To be done → Please retype each of the following lines with no changes.

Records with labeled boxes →
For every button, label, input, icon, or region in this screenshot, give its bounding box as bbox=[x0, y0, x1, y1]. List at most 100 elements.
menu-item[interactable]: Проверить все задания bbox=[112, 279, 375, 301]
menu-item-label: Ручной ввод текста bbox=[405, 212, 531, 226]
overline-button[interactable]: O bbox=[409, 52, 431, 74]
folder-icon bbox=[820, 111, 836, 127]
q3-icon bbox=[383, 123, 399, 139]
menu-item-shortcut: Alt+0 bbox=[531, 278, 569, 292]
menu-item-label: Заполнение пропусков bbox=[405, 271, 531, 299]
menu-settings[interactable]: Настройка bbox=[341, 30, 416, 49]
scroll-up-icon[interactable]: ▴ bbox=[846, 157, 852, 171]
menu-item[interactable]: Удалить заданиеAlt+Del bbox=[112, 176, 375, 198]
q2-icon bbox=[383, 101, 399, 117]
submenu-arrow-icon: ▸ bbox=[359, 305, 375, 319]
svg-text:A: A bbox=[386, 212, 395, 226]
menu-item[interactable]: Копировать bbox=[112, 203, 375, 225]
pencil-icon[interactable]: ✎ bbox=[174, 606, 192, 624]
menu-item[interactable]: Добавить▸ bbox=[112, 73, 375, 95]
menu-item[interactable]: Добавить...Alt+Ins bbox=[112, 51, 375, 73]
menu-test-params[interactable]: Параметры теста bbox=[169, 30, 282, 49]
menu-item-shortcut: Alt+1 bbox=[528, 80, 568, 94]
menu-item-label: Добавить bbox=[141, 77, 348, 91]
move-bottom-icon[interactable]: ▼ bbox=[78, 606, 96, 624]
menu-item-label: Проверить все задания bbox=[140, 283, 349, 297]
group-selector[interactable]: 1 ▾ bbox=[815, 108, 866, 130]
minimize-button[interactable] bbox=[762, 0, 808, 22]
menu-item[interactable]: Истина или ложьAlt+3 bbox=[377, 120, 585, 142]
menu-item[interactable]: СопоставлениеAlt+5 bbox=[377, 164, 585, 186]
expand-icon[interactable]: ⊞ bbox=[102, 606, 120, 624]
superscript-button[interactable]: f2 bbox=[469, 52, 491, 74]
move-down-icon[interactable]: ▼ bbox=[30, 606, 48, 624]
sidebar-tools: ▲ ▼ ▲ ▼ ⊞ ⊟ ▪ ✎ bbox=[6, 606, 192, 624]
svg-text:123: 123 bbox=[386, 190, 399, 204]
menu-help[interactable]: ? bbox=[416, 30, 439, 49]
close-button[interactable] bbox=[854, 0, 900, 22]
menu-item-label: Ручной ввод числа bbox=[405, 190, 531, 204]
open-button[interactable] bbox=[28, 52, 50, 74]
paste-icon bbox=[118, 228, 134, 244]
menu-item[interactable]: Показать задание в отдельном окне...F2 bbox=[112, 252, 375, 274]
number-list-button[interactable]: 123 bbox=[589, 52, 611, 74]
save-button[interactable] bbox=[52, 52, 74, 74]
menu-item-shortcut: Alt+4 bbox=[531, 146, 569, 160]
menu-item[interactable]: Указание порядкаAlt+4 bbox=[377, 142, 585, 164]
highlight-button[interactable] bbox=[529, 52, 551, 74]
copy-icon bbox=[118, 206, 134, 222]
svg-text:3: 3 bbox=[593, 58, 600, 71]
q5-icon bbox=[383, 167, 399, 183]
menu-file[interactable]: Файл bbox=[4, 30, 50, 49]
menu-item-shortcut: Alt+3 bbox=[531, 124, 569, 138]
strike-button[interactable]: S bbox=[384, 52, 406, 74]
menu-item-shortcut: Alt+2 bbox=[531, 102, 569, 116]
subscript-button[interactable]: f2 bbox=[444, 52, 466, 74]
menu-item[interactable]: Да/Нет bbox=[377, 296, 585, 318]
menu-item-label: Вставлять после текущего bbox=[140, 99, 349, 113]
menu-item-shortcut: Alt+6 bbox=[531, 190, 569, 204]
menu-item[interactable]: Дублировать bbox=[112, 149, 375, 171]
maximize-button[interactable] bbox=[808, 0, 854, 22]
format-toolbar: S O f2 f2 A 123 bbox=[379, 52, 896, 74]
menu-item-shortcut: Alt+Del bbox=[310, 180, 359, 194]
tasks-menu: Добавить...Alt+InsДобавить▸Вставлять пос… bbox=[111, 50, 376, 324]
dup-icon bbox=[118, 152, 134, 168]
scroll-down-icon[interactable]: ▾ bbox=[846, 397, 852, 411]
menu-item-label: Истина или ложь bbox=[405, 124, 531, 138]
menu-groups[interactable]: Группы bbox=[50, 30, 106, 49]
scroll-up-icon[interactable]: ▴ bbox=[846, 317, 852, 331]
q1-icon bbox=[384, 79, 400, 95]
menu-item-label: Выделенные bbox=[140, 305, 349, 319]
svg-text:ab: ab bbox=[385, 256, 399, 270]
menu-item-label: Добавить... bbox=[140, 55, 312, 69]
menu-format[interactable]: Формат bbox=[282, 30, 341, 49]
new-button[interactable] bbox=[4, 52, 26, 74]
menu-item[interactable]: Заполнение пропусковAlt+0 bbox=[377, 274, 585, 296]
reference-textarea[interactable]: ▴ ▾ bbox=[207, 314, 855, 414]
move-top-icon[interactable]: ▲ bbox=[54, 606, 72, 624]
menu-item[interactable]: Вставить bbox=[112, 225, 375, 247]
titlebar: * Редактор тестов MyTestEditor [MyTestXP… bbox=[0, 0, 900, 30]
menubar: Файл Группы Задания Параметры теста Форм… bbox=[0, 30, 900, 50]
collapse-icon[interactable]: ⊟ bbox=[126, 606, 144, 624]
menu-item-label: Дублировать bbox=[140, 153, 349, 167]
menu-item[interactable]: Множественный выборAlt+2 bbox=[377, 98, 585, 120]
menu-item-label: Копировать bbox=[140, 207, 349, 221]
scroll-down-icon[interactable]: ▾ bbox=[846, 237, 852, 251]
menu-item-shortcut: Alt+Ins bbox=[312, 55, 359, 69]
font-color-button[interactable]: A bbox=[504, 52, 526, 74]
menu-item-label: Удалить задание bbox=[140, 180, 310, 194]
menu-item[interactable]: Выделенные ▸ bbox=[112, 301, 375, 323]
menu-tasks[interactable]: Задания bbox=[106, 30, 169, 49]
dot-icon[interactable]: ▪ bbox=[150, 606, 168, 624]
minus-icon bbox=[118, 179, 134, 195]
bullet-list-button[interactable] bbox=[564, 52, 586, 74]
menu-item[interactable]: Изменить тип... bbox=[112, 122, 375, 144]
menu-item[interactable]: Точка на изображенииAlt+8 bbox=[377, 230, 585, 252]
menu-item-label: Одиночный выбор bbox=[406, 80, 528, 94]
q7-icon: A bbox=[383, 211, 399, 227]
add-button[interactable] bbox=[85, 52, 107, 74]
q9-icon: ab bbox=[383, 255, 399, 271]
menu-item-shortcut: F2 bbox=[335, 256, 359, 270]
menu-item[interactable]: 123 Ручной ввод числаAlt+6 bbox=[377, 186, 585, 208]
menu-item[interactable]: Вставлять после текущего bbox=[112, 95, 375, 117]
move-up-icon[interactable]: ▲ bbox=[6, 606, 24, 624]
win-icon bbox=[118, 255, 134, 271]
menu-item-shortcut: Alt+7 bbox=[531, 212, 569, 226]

Written answer →
For every button, label, input, icon, or region in this screenshot, give its bounding box as bbox=[x0, y0, x1, y1]. List at most 100 elements.
menu-item[interactable]: Проверить все задания bbox=[112, 279, 375, 301]
menu-item-label: Ручной ввод текста bbox=[405, 212, 531, 226]
overline-button[interactable]: O bbox=[409, 52, 431, 74]
folder-icon bbox=[820, 111, 836, 127]
q3-icon bbox=[383, 123, 399, 139]
menu-item-shortcut: Alt+0 bbox=[531, 278, 569, 292]
menu-item-label: Заполнение пропусков bbox=[405, 271, 531, 299]
menu-settings[interactable]: Настройка bbox=[341, 30, 416, 49]
scroll-up-icon[interactable]: ▴ bbox=[846, 157, 852, 171]
menu-item[interactable]: Удалить заданиеAlt+Del bbox=[112, 176, 375, 198]
q2-icon bbox=[383, 101, 399, 117]
submenu-arrow-icon: ▸ bbox=[359, 305, 375, 319]
svg-text:A: A bbox=[386, 212, 395, 226]
menu-item[interactable]: Копировать bbox=[112, 203, 375, 225]
pencil-icon[interactable]: ✎ bbox=[174, 606, 192, 624]
menu-item[interactable]: Добавить▸ bbox=[112, 73, 375, 95]
menu-item[interactable]: Добавить...Alt+Ins bbox=[112, 51, 375, 73]
menu-test-params[interactable]: Параметры теста bbox=[169, 30, 282, 49]
menu-item-shortcut: Alt+1 bbox=[528, 80, 568, 94]
menu-item-label: Добавить bbox=[141, 77, 348, 91]
move-bottom-icon[interactable]: ▼ bbox=[78, 606, 96, 624]
menu-item-label: Проверить все задания bbox=[140, 283, 349, 297]
group-selector[interactable]: 1 ▾ bbox=[815, 108, 866, 130]
minimize-button[interactable] bbox=[762, 0, 808, 22]
menu-item[interactable]: Истина или ложьAlt+3 bbox=[377, 120, 585, 142]
menu-item[interactable]: СопоставлениеAlt+5 bbox=[377, 164, 585, 186]
expand-icon[interactable]: ⊞ bbox=[102, 606, 120, 624]
superscript-button[interactable]: f2 bbox=[469, 52, 491, 74]
move-down-icon[interactable]: ▼ bbox=[30, 606, 48, 624]
sidebar-tools: ▲ ▼ ▲ ▼ ⊞ ⊟ ▪ ✎ bbox=[6, 606, 192, 624]
svg-text:123: 123 bbox=[386, 190, 399, 204]
menu-help[interactable]: ? bbox=[416, 30, 439, 49]
close-button[interactable] bbox=[854, 0, 900, 22]
menu-item-label: Ручной ввод числа bbox=[405, 190, 531, 204]
open-button[interactable] bbox=[28, 52, 50, 74]
paste-icon bbox=[118, 228, 134, 244]
menu-item[interactable]: Показать задание в отдельном окне...F2 bbox=[112, 252, 375, 274]
number-list-button[interactable]: 123 bbox=[589, 52, 611, 74]
save-button[interactable] bbox=[52, 52, 74, 74]
menu-item-shortcut: Alt+4 bbox=[531, 146, 569, 160]
menu-item[interactable]: Указание порядкаAlt+4 bbox=[377, 142, 585, 164]
highlight-button[interactable] bbox=[529, 52, 551, 74]
copy-icon bbox=[118, 206, 134, 222]
svg-text:3: 3 bbox=[593, 58, 600, 71]
q5-icon bbox=[383, 167, 399, 183]
menu-file[interactable]: Файл bbox=[4, 30, 50, 49]
menu-item-shortcut: Alt+3 bbox=[531, 124, 569, 138]
strike-button[interactable]: S bbox=[384, 52, 406, 74]
menu-item-shortcut: Alt+2 bbox=[531, 102, 569, 116]
subscript-button[interactable]: f2 bbox=[444, 52, 466, 74]
menu-item[interactable]: Да/Нет bbox=[377, 296, 585, 318]
menu-item-label: Вставлять после текущего bbox=[140, 99, 349, 113]
menu-item-shortcut: Alt+6 bbox=[531, 190, 569, 204]
menu-item[interactable]: Дублировать bbox=[112, 149, 375, 171]
maximize-button[interactable] bbox=[808, 0, 854, 22]
format-toolbar: S O f2 f2 A 123 bbox=[379, 52, 896, 74]
menu-item-shortcut: Alt+Del bbox=[310, 180, 359, 194]
tasks-menu: Добавить...Alt+InsДобавить▸Вставлять пос… bbox=[111, 50, 376, 324]
dup-icon bbox=[118, 152, 134, 168]
scroll-down-icon[interactable]: ▾ bbox=[846, 397, 852, 411]
menu-item-label: Истина или ложь bbox=[405, 124, 531, 138]
menu-groups[interactable]: Группы bbox=[50, 30, 106, 49]
scroll-up-icon[interactable]: ▴ bbox=[846, 317, 852, 331]
q1-icon bbox=[384, 79, 400, 95]
menu-item-label: Выделенные bbox=[140, 305, 349, 319]
svg-text:ab: ab bbox=[385, 256, 399, 270]
menu-item-label: Добавить... bbox=[140, 55, 312, 69]
menu-format[interactable]: Формат bbox=[282, 30, 341, 49]
new-button[interactable] bbox=[4, 52, 26, 74]
menu-item[interactable]: Заполнение пропусковAlt+0 bbox=[377, 274, 585, 296]
reference-textarea[interactable]: ▴ ▾ bbox=[207, 314, 855, 414]
move-top-icon[interactable]: ▲ bbox=[54, 606, 72, 624]
menu-item[interactable]: Вставить bbox=[112, 225, 375, 247]
titlebar: * Редактор тестов MyTestEditor [MyTestXP… bbox=[0, 0, 900, 30]
menubar: Файл Группы Задания Параметры теста Форм… bbox=[0, 30, 900, 50]
collapse-icon[interactable]: ⊟ bbox=[126, 606, 144, 624]
menu-item-label: Дублировать bbox=[140, 153, 349, 167]
menu-item[interactable]: Множественный выборAlt+2 bbox=[377, 98, 585, 120]
menu-item-label: Копировать bbox=[140, 207, 349, 221]
scroll-down-icon[interactable]: ▾ bbox=[846, 237, 852, 251]
menu-item-shortcut: Alt+Ins bbox=[312, 55, 359, 69]
font-color-button[interactable]: A bbox=[504, 52, 526, 74]
menu-item-label: Удалить задание bbox=[140, 180, 310, 194]
menu-item[interactable]: Выделенные ▸ bbox=[112, 301, 375, 323]
menu-tasks[interactable]: Задания bbox=[106, 30, 169, 49]
dot-icon[interactable]: ▪ bbox=[150, 606, 168, 624]
minus-icon bbox=[118, 179, 134, 195]
bullet-list-button[interactable] bbox=[564, 52, 586, 74]
menu-item[interactable]: Изменить тип... bbox=[112, 122, 375, 144]
menu-item[interactable]: Точка на изображенииAlt+8 bbox=[377, 230, 585, 252]
menu-item-label: Одиночный выбор bbox=[406, 80, 528, 94]
q7-icon: A bbox=[383, 211, 399, 227]
add-button[interactable] bbox=[85, 52, 107, 74]
q9-icon: ab bbox=[383, 255, 399, 271]
menu-item-shortcut: F2 bbox=[335, 256, 359, 270]
menu-item[interactable]: 123 Ручной ввод числаAlt+6 bbox=[377, 186, 585, 208]
menu-item[interactable]: Вставлять после текущего bbox=[112, 95, 375, 117]
move-up-icon[interactable]: ▲ bbox=[6, 606, 24, 624]
win-icon bbox=[118, 255, 134, 271]
menu-item-shortcut: Alt+7 bbox=[531, 212, 569, 226]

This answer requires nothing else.